**Work to do**: Would you quote every entry exactly, dropping only the pictures?

——

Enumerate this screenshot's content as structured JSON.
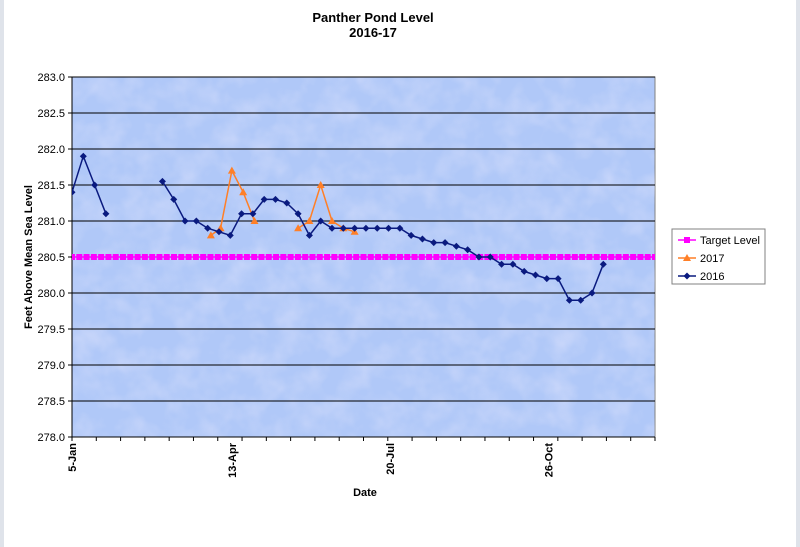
{
  "chart_data": {
    "type": "line",
    "title": "Panther Pond Level",
    "subtitle": "2016-17",
    "xlabel": "Date",
    "ylabel": "Feet Above Mean Sea Level",
    "ylim": [
      278.0,
      283.0
    ],
    "yticks": [
      "278.0",
      "278.5",
      "279.0",
      "279.5",
      "280.0",
      "280.5",
      "281.0",
      "281.5",
      "282.0",
      "282.5",
      "283.0"
    ],
    "xlim": [
      "2016-01-05",
      "2016-12-31"
    ],
    "xticks": [
      {
        "date": "2016-01-05",
        "label": "5-Jan"
      },
      {
        "date": "2016-04-13",
        "label": "13-Apr"
      },
      {
        "date": "2016-07-20",
        "label": "20-Jul"
      },
      {
        "date": "2016-10-26",
        "label": "26-Oct"
      }
    ],
    "grid": true,
    "legend_position": "right",
    "series": [
      {
        "name": "Target Level",
        "color": "#ff00ff",
        "marker": "square",
        "style": "dashed",
        "x": [
          "2016-01-05",
          "2016-12-31"
        ],
        "y": [
          280.5,
          280.5
        ]
      },
      {
        "name": "2017",
        "color": "#ff7f27",
        "marker": "triangle",
        "x": [
          "2016-03-31",
          "2016-04-06",
          "2016-04-13",
          "2016-04-20",
          "2016-04-27",
          "null",
          "2016-05-24",
          "2016-05-31",
          "2016-06-07",
          "2016-06-14",
          "2016-06-21",
          "2016-06-28"
        ],
        "y": [
          280.8,
          280.9,
          281.7,
          281.4,
          281.0,
          null,
          280.9,
          281.0,
          281.5,
          281.0,
          280.9,
          280.85
        ]
      },
      {
        "name": "2016",
        "color": "#0a1a7f",
        "marker": "diamond",
        "x": [
          "2016-01-05",
          "2016-01-12",
          "2016-01-19",
          "2016-01-26",
          "null",
          "2016-03-01",
          "2016-03-08",
          "2016-03-15",
          "2016-03-22",
          "2016-03-29",
          "2016-04-05",
          "2016-04-12",
          "2016-04-19",
          "2016-04-26",
          "2016-05-03",
          "2016-05-10",
          "2016-05-17",
          "2016-05-24",
          "2016-05-31",
          "2016-06-07",
          "2016-06-14",
          "2016-06-21",
          "2016-06-28",
          "2016-07-05",
          "2016-07-12",
          "2016-07-19",
          "2016-07-26",
          "2016-08-02",
          "2016-08-09",
          "2016-08-16",
          "2016-08-23",
          "2016-08-30",
          "2016-09-06",
          "2016-09-13",
          "2016-09-20",
          "2016-09-27",
          "2016-10-04",
          "2016-10-11",
          "2016-10-18",
          "2016-10-25",
          "2016-11-01",
          "2016-11-08",
          "2016-11-15",
          "2016-11-22",
          "2016-11-29"
        ],
        "y": [
          281.4,
          281.9,
          281.5,
          281.1,
          null,
          281.55,
          281.3,
          281.0,
          281.0,
          280.9,
          280.85,
          280.8,
          281.1,
          281.1,
          281.3,
          281.3,
          281.25,
          281.1,
          280.8,
          281.0,
          280.9,
          280.9,
          280.9,
          280.9,
          280.9,
          280.9,
          280.9,
          280.8,
          280.75,
          280.7,
          280.7,
          280.65,
          280.6,
          280.5,
          280.5,
          280.4,
          280.4,
          280.3,
          280.25,
          280.2,
          280.2,
          279.9,
          279.9,
          280.0,
          280.4
        ]
      }
    ]
  }
}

——

**Exercise answer**:
Enumerate this screenshot's content as structured JSON.
{
  "chart_data": {
    "type": "line",
    "title": "Panther Pond Level",
    "subtitle": "2016-17",
    "xlabel": "Date",
    "ylabel": "Feet Above Mean Sea Level",
    "ylim": [
      278.0,
      283.0
    ],
    "yticks": [
      "278.0",
      "278.5",
      "279.0",
      "279.5",
      "280.0",
      "280.5",
      "281.0",
      "281.5",
      "282.0",
      "282.5",
      "283.0"
    ],
    "xlim": [
      "2016-01-05",
      "2016-12-31"
    ],
    "xticks": [
      {
        "date": "2016-01-05",
        "label": "5-Jan"
      },
      {
        "date": "2016-04-13",
        "label": "13-Apr"
      },
      {
        "date": "2016-07-20",
        "label": "20-Jul"
      },
      {
        "date": "2016-10-26",
        "label": "26-Oct"
      }
    ],
    "grid": true,
    "legend_position": "right",
    "series": [
      {
        "name": "Target Level",
        "color": "#ff00ff",
        "marker": "square",
        "style": "dashed",
        "x": [
          "2016-01-05",
          "2016-12-31"
        ],
        "y": [
          280.5,
          280.5
        ]
      },
      {
        "name": "2017",
        "color": "#ff7f27",
        "marker": "triangle",
        "x": [
          "2016-03-31",
          "2016-04-06",
          "2016-04-13",
          "2016-04-20",
          "2016-04-27",
          "null",
          "2016-05-24",
          "2016-05-31",
          "2016-06-07",
          "2016-06-14",
          "2016-06-21",
          "2016-06-28"
        ],
        "y": [
          280.8,
          280.9,
          281.7,
          281.4,
          281.0,
          null,
          280.9,
          281.0,
          281.5,
          281.0,
          280.9,
          280.85
        ]
      },
      {
        "name": "2016",
        "color": "#0a1a7f",
        "marker": "diamond",
        "x": [
          "2016-01-05",
          "2016-01-12",
          "2016-01-19",
          "2016-01-26",
          "null",
          "2016-03-01",
          "2016-03-08",
          "2016-03-15",
          "2016-03-22",
          "2016-03-29",
          "2016-04-05",
          "2016-04-12",
          "2016-04-19",
          "2016-04-26",
          "2016-05-03",
          "2016-05-10",
          "2016-05-17",
          "2016-05-24",
          "2016-05-31",
          "2016-06-07",
          "2016-06-14",
          "2016-06-21",
          "2016-06-28",
          "2016-07-05",
          "2016-07-12",
          "2016-07-19",
          "2016-07-26",
          "2016-08-02",
          "2016-08-09",
          "2016-08-16",
          "2016-08-23",
          "2016-08-30",
          "2016-09-06",
          "2016-09-13",
          "2016-09-20",
          "2016-09-27",
          "2016-10-04",
          "2016-10-11",
          "2016-10-18",
          "2016-10-25",
          "2016-11-01",
          "2016-11-08",
          "2016-11-15",
          "2016-11-22",
          "2016-11-29"
        ],
        "y": [
          281.4,
          281.9,
          281.5,
          281.1,
          null,
          281.55,
          281.3,
          281.0,
          281.0,
          280.9,
          280.85,
          280.8,
          281.1,
          281.1,
          281.3,
          281.3,
          281.25,
          281.1,
          280.8,
          281.0,
          280.9,
          280.9,
          280.9,
          280.9,
          280.9,
          280.9,
          280.9,
          280.8,
          280.75,
          280.7,
          280.7,
          280.65,
          280.6,
          280.5,
          280.5,
          280.4,
          280.4,
          280.3,
          280.25,
          280.2,
          280.2,
          279.9,
          279.9,
          280.0,
          280.4
        ]
      }
    ]
  }
}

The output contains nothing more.